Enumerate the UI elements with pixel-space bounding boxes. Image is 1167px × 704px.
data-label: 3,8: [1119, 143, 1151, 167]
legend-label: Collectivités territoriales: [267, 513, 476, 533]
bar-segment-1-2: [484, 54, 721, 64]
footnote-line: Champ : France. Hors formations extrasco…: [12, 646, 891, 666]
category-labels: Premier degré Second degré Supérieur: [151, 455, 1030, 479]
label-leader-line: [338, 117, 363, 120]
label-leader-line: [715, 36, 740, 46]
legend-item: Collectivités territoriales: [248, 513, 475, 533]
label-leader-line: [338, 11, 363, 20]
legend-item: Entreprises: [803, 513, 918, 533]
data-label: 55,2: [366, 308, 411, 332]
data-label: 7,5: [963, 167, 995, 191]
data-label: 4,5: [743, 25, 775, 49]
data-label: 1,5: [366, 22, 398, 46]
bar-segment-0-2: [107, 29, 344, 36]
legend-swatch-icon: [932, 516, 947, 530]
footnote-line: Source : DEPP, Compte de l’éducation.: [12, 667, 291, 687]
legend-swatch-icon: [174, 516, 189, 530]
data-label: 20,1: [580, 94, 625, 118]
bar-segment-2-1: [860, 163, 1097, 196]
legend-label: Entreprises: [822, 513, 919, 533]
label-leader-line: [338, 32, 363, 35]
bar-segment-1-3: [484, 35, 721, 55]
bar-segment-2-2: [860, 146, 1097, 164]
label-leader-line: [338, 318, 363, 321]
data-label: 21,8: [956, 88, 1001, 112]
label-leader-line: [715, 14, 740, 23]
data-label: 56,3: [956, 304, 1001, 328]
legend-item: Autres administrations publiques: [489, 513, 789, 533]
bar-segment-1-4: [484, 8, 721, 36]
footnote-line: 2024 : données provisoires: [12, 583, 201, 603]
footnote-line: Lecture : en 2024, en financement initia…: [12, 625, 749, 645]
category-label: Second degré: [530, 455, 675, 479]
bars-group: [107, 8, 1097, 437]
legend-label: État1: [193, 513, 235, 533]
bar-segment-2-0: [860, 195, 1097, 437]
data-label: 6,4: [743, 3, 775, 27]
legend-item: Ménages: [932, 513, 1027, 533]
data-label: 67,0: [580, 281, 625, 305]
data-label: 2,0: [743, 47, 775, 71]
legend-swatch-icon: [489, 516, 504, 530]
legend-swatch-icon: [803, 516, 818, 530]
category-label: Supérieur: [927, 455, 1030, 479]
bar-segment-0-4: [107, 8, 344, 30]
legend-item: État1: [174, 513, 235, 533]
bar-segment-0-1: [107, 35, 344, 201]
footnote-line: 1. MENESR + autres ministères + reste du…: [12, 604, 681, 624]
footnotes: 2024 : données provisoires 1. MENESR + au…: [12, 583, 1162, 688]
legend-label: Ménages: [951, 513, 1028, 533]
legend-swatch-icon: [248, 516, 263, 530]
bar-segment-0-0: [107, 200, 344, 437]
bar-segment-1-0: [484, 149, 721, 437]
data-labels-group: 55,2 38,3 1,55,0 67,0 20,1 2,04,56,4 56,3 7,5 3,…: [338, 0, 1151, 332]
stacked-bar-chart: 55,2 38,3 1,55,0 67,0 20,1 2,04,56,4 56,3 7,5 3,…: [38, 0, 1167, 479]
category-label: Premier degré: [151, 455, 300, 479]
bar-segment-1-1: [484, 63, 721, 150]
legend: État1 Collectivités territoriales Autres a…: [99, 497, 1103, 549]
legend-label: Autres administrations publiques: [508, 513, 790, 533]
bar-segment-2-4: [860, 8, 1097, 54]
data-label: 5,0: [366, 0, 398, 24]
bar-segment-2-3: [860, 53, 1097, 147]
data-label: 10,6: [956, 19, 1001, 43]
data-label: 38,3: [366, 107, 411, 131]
--
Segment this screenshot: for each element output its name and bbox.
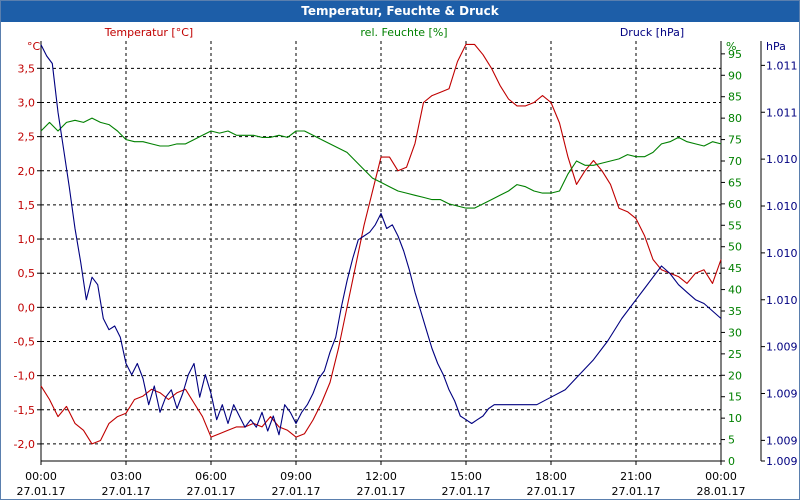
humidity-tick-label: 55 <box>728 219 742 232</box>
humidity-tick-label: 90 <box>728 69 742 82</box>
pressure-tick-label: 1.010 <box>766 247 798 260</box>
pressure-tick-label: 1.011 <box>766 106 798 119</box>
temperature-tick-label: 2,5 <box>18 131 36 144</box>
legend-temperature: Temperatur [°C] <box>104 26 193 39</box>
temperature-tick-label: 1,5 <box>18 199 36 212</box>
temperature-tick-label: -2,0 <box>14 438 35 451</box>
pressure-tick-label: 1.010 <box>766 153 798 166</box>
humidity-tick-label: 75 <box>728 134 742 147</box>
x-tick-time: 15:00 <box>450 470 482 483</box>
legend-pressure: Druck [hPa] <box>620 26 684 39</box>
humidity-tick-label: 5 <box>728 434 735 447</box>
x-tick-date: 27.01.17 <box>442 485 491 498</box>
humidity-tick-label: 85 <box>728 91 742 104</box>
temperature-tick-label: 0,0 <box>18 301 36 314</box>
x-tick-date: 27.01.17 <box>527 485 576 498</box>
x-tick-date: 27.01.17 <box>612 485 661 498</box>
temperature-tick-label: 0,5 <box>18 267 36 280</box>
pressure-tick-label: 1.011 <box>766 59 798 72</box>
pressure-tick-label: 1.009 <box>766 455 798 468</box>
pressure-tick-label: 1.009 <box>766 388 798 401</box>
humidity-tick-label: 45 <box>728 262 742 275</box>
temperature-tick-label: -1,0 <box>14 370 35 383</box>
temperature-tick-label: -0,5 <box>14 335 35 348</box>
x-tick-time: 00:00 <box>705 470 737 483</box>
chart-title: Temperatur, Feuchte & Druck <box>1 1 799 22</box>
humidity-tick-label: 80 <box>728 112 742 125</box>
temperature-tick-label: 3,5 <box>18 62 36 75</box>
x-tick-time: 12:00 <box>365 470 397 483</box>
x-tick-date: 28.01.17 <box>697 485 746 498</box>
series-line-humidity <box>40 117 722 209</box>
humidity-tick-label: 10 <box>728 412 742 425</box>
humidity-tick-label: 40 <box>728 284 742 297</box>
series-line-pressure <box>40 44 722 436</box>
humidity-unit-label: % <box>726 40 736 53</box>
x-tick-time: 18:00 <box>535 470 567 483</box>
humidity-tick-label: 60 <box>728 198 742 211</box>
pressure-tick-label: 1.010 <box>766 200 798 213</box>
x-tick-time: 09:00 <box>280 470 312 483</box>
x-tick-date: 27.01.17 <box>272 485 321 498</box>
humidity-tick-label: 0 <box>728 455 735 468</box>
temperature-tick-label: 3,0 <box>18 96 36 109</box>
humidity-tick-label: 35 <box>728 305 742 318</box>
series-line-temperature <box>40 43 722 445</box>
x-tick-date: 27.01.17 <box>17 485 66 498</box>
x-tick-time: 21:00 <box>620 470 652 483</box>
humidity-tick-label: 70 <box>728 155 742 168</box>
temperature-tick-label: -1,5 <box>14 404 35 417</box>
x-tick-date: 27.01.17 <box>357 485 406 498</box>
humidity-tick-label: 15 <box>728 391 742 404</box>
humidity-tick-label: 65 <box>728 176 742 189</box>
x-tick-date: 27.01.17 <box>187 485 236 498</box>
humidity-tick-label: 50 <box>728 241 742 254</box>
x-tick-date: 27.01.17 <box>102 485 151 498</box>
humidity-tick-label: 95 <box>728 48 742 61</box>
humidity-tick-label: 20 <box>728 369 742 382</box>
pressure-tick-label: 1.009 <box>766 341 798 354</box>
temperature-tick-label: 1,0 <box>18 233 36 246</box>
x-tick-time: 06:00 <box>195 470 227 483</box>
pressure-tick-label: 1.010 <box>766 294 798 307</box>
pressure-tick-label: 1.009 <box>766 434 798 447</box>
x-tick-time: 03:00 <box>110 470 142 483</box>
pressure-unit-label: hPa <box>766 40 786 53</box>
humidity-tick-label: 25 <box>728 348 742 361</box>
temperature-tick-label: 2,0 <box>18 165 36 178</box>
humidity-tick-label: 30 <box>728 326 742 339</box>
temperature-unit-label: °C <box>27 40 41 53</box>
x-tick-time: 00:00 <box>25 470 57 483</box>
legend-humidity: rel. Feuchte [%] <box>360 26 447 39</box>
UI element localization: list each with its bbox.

→ PROBLEM
Turn the records from the line with "humidity-tick-label: 55 <box>728" up to and including the line with "temperature-tick-label: 2,5 <box>18" into a Markdown table with the columns Row and Line, numbering each line and skipping any blank ones.

→ THE RESPONSE
| Row | Line |
|---|---|
| 1 | humidity-tick-label: 55 <box>728 219 742 232</box> |
| 2 | humidity-tick-label: 90 <box>728 69 742 82</box> |
| 3 | pressure-tick-label: 1.010 <box>766 247 798 260</box> |
| 4 | pressure-tick-label: 1.011 <box>766 106 798 119</box> |
| 5 | temperature-tick-label: 2,5 <box>18 131 36 144</box> |